• Data shown:
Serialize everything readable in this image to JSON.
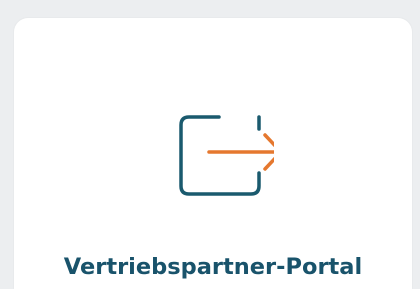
{
  "tile": {
    "label": "Vertriebspartner-Portal",
    "icon": "login-arrow-icon",
    "colors": {
      "frame": "#1a5a6e",
      "arrow": "#e5782f",
      "label": "#19536b"
    }
  }
}
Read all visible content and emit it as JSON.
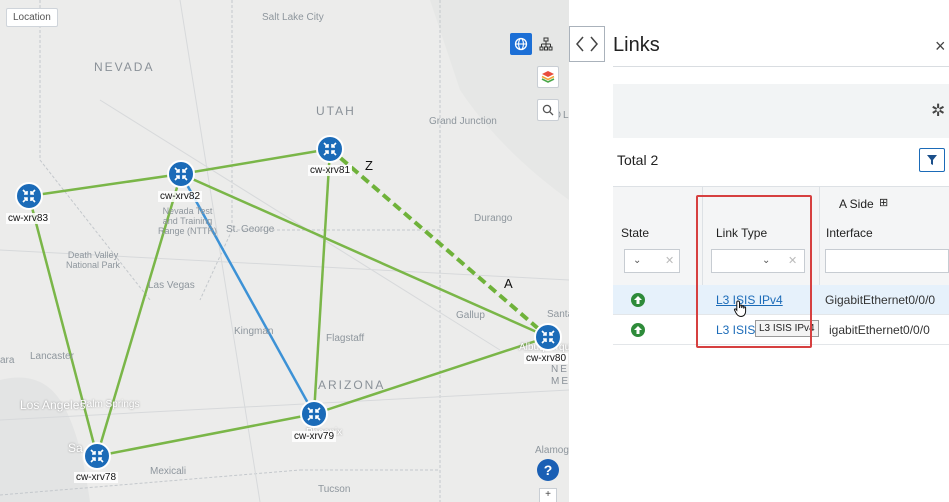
{
  "map": {
    "location_label": "Location",
    "labels": {
      "salt_lake_city": "Salt Lake City",
      "nevada": "NEVADA",
      "utah": "UTAH",
      "grand_junction": "Grand Junction",
      "col": "COL",
      "st_george": "St. George",
      "nevada_test": "Nevada Test\nand Training\nRange (NTTR)",
      "death_valley": "Death Valley\nNational Park",
      "las_vegas": "Las Vegas",
      "durango": "Durango",
      "gallup": "Gallup",
      "santa": "Santa",
      "kingman": "Kingman",
      "flagstaff": "Flagstaff",
      "lancaster": "Lancaster",
      "lara": "ara",
      "arizona": "ARIZONA",
      "nev_mex": "NEV\nMEX",
      "los_angeles": "Los Angeles",
      "palm_springs": "Palm Springs",
      "sa_ego": "Sa   go",
      "mexicali": "Mexicali",
      "phoenix": "Phoenix",
      "alamog": "Alamog",
      "tucson": "Tucson",
      "albuquerque": "Albuquerque"
    },
    "nodes": [
      {
        "id": "cw-xrv81"
      },
      {
        "id": "cw-xrv82"
      },
      {
        "id": "cw-xrv83"
      },
      {
        "id": "cw-xrv80"
      },
      {
        "id": "cw-xrv79"
      },
      {
        "id": "cw-xrv78"
      }
    ],
    "edge_labels": {
      "z": "Z",
      "a": "A"
    },
    "controls": [
      "globe-icon",
      "topology-icon",
      "layers-icon",
      "search-icon"
    ],
    "help": "?",
    "zoom_stub": "+",
    "colors": {
      "link_green": "#7ab648",
      "link_blue": "#3d92d6",
      "node": "#1b6bb8",
      "dashed": "#6fb23a"
    }
  },
  "panel": {
    "title": "Links",
    "close": "×",
    "total": "Total 2",
    "columns": {
      "state": "State",
      "link_type": "Link Type",
      "a_side": "A Side",
      "a_side_expand": "⊞",
      "interface": "Interface"
    },
    "rows": [
      {
        "state": "up",
        "link_type": "L3 ISIS IPv4",
        "interface": "GigabitEthernet0/0/0"
      },
      {
        "state": "up",
        "link_type": "L3 ISIS",
        "interface": "GigabitEthernet0/0/0"
      }
    ],
    "tooltip": "L3 ISIS IPv4",
    "row2_interface_visible": "igabitEthernet0/0/0"
  }
}
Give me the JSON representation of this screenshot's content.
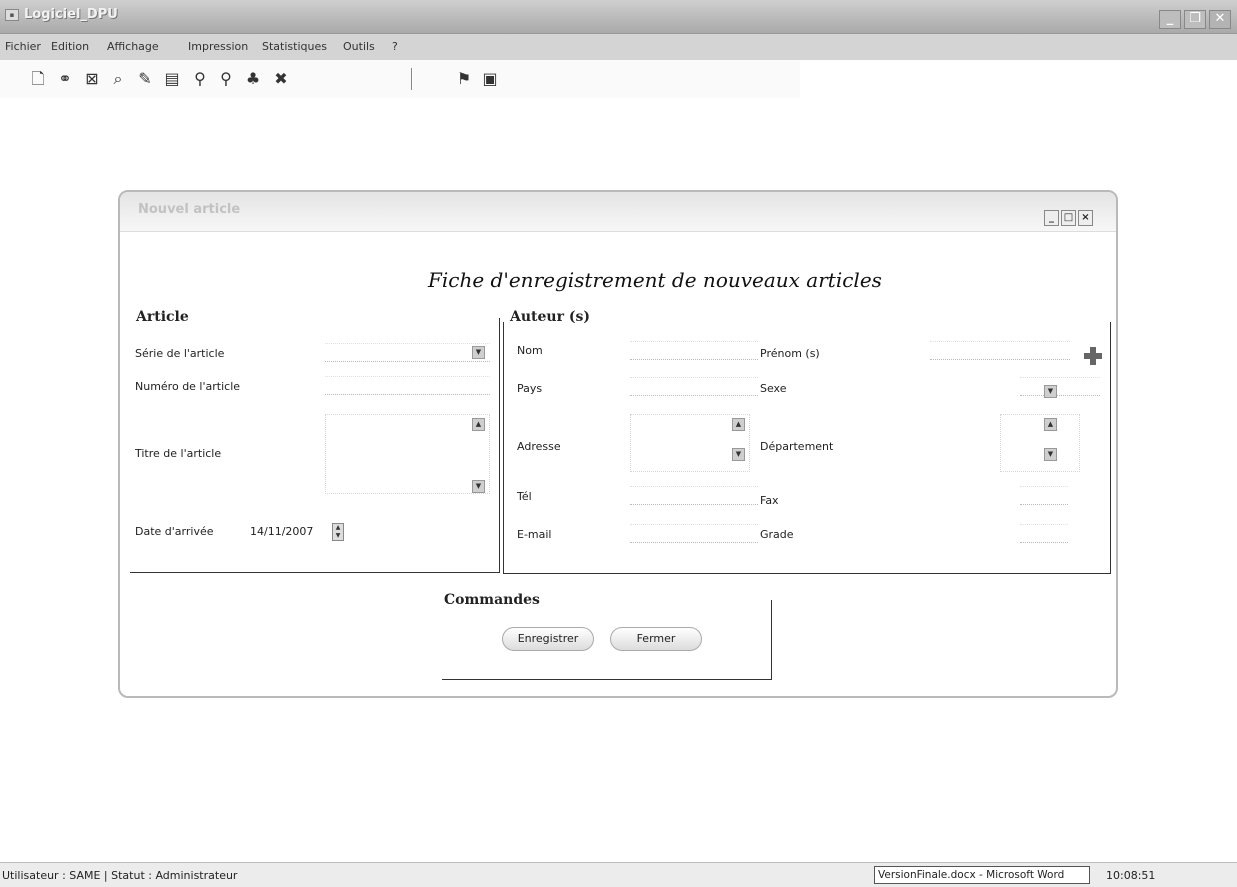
{
  "app": {
    "title": "Logiciel_DPU",
    "icon": "app-icon"
  },
  "menu": {
    "items": [
      "Fichier",
      "Edition",
      "Affichage",
      "Impression",
      "Statistiques",
      "Outils",
      "?"
    ]
  },
  "toolbar": {
    "icons": [
      "new-document-icon",
      "link-icon",
      "close-document-icon",
      "search-icon",
      "edit-icon",
      "report-icon",
      "zoom-icon",
      "zoom-alt-icon",
      "users-icon",
      "tools-icon",
      "flag-icon",
      "display-icon"
    ]
  },
  "child_window": {
    "title": "Nouvel article",
    "heading": "Fiche d'enregistrement de nouveaux articles"
  },
  "article": {
    "group_label": "Article",
    "serie_label": "Série de l'article",
    "numero_label": "Numéro de l'article",
    "titre_label": "Titre de l'article",
    "date_label": "Date d'arrivée",
    "date_value": "14/11/2007"
  },
  "auteur": {
    "group_label": "Auteur (s)",
    "nom_label": "Nom",
    "prenom_label": "Prénom (s)",
    "pays_label": "Pays",
    "sexe_label": "Sexe",
    "adresse_label": "Adresse",
    "departement_label": "Département",
    "tel_label": "Tél",
    "fax_label": "Fax",
    "email_label": "E-mail",
    "grade_label": "Grade"
  },
  "commandes": {
    "group_label": "Commandes",
    "save_label": "Enregistrer",
    "close_label": "Fermer"
  },
  "statusbar": {
    "user_info": "Utilisateur : SAME  |  Statut : Administrateur",
    "task": "VersionFinale.docx - Microsoft Word",
    "time": "10:08:51"
  }
}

• Given task: Pictures excluded, quote all the data above exactly.

• Exercise response:
Serialize everything readable in this image to JSON.
{
  "tile": {
    "label": "Vertriebspartner-Portal",
    "icon": "login-arrow-icon",
    "colors": {
      "frame": "#1a5a6e",
      "arrow": "#e5782f",
      "label": "#19536b"
    }
  }
}
Read all visible content and emit it as JSON.
{
  "map": {
    "location_label": "Location",
    "labels": {
      "salt_lake_city": "Salt Lake City",
      "nevada": "NEVADA",
      "utah": "UTAH",
      "grand_junction": "Grand Junction",
      "col": "COL",
      "st_george": "St. George",
      "nevada_test": "Nevada Test\nand Training\nRange (NTTR)",
      "death_valley": "Death Valley\nNational Park",
      "las_vegas": "Las Vegas",
      "durango": "Durango",
      "gallup": "Gallup",
      "santa": "Santa",
      "kingman": "Kingman",
      "flagstaff": "Flagstaff",
      "lancaster": "Lancaster",
      "lara": "ara",
      "arizona": "ARIZONA",
      "nev_mex": "NEV\nMEX",
      "los_angeles": "Los Angeles",
      "palm_springs": "Palm Springs",
      "sa_ego": "Sa   go",
      "mexicali": "Mexicali",
      "phoenix": "Phoenix",
      "alamog": "Alamog",
      "tucson": "Tucson",
      "albuquerque": "Albuquerque"
    },
    "nodes": [
      {
        "id": "cw-xrv81"
      },
      {
        "id": "cw-xrv82"
      },
      {
        "id": "cw-xrv83"
      },
      {
        "id": "cw-xrv80"
      },
      {
        "id": "cw-xrv79"
      },
      {
        "id": "cw-xrv78"
      }
    ],
    "edge_labels": {
      "z": "Z",
      "a": "A"
    },
    "controls": [
      "globe-icon",
      "topology-icon",
      "layers-icon",
      "search-icon"
    ],
    "help": "?",
    "zoom_stub": "+",
    "colors": {
      "link_green": "#7ab648",
      "link_blue": "#3d92d6",
      "node": "#1b6bb8",
      "dashed": "#6fb23a"
    }
  },
  "panel": {
    "title": "Links",
    "close": "×",
    "total": "Total 2",
    "columns": {
      "state": "State",
      "link_type": "Link Type",
      "a_side": "A Side",
      "a_side_expand": "⊞",
      "interface": "Interface"
    },
    "rows": [
      {
        "state": "up",
        "link_type": "L3 ISIS IPv4",
        "interface": "GigabitEthernet0/0/0"
      },
      {
        "state": "up",
        "link_type": "L3 ISIS",
        "interface": "GigabitEthernet0/0/0"
      }
    ],
    "tooltip": "L3 ISIS IPv4",
    "row2_interface_visible": "igabitEthernet0/0/0"
  }
}
Give me the JSON representation of this screenshot's content.
{
  "app": {
    "title": "Logiciel_DPU",
    "icon": "app-icon"
  },
  "menu": {
    "items": [
      "Fichier",
      "Edition",
      "Affichage",
      "Impression",
      "Statistiques",
      "Outils",
      "?"
    ]
  },
  "toolbar": {
    "icons": [
      "new-document-icon",
      "link-icon",
      "close-document-icon",
      "search-icon",
      "edit-icon",
      "report-icon",
      "zoom-icon",
      "zoom-alt-icon",
      "users-icon",
      "tools-icon",
      "flag-icon",
      "display-icon"
    ]
  },
  "child_window": {
    "title": "Nouvel article",
    "heading": "Fiche d'enregistrement de nouveaux articles"
  },
  "article": {
    "group_label": "Article",
    "serie_label": "Série de l'article",
    "numero_label": "Numéro de l'article",
    "titre_label": "Titre de l'article",
    "date_label": "Date d'arrivée",
    "date_value": "14/11/2007"
  },
  "auteur": {
    "group_label": "Auteur (s)",
    "nom_label": "Nom",
    "prenom_label": "Prénom (s)",
    "pays_label": "Pays",
    "sexe_label": "Sexe",
    "adresse_label": "Adresse",
    "departement_label": "Département",
    "tel_label": "Tél",
    "fax_label": "Fax",
    "email_label": "E-mail",
    "grade_label": "Grade"
  },
  "commandes": {
    "group_label": "Commandes",
    "save_label": "Enregistrer",
    "close_label": "Fermer"
  },
  "statusbar": {
    "user_info": "Utilisateur : SAME  |  Statut : Administrateur",
    "task": "VersionFinale.docx - Microsoft Word",
    "time": "10:08:51"
  }
}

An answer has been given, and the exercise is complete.